* _Material provided_:
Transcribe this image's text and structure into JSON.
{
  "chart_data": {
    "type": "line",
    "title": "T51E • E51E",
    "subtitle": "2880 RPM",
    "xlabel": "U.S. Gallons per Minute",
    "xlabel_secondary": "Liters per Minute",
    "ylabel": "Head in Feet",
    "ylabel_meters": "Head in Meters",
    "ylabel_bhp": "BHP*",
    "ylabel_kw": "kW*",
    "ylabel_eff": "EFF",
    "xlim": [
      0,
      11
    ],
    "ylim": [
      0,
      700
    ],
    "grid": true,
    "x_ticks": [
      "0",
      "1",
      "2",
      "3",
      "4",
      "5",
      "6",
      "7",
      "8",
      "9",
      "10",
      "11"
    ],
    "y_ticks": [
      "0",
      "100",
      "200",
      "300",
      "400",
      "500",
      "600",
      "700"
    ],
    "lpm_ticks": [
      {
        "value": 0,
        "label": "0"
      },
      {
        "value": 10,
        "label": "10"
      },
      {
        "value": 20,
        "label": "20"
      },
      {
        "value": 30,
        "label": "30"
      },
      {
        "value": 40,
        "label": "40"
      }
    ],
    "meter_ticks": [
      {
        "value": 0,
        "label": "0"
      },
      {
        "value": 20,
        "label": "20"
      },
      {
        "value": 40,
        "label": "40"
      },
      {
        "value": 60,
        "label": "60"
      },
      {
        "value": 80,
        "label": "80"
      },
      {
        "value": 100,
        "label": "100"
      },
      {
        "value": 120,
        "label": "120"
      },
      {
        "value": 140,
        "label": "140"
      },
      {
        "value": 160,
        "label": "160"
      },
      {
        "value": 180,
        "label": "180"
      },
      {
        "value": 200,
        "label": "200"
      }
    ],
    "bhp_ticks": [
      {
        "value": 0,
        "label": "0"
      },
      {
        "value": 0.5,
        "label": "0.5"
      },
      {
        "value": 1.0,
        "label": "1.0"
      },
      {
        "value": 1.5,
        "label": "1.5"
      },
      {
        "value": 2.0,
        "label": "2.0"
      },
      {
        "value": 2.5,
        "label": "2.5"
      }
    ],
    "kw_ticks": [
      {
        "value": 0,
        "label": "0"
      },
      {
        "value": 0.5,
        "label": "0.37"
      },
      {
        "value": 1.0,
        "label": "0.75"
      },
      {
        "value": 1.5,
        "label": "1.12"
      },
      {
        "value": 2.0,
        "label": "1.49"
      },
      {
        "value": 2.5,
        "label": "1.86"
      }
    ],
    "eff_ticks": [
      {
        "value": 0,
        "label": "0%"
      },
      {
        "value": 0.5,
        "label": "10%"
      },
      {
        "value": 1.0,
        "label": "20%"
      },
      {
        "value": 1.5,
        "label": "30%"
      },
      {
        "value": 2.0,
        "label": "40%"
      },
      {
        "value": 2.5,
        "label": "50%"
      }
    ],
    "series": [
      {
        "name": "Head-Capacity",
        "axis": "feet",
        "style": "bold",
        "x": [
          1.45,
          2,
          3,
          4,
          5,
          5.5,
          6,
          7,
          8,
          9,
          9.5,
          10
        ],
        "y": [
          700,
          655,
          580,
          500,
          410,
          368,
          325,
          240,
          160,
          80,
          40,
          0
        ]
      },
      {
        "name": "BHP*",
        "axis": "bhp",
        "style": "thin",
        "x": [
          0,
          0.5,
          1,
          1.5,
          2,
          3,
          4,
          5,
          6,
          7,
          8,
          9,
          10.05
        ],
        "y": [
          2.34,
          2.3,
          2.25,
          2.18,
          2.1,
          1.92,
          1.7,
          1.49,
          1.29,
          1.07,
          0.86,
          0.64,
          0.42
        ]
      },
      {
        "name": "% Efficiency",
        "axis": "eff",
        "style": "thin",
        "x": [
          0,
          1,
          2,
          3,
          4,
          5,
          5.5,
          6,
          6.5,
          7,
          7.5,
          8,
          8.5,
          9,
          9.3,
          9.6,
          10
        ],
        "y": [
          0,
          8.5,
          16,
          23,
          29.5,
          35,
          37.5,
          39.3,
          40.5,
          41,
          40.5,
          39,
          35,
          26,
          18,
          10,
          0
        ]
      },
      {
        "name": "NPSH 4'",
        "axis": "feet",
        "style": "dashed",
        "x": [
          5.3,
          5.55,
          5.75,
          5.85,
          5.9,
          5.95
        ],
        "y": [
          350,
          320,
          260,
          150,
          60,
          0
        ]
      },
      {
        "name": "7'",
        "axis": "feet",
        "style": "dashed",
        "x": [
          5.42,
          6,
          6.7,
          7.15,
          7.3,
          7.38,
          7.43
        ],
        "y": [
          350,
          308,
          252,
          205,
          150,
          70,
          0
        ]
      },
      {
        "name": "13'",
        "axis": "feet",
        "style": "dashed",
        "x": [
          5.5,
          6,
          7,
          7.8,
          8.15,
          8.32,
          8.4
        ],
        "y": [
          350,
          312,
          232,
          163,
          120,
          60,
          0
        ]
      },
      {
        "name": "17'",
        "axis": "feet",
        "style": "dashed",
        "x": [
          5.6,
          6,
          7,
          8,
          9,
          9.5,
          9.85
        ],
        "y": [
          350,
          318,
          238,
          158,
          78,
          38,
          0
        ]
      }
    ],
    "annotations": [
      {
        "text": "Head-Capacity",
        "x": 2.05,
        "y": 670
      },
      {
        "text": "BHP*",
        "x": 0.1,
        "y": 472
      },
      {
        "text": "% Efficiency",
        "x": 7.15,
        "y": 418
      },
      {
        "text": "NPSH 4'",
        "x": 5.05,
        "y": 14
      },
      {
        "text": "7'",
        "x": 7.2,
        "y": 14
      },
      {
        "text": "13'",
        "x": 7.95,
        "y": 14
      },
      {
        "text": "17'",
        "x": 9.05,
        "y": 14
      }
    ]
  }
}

* _Exercise prompt_: Copy each line that holds the word "Head".

* _Answer for this exercise_:
    "ylabel": "Head in Feet",
    "ylabel_meters": "Head in Meters",
        "name": "Head-Capacity",
        "text": "Head-Capacity",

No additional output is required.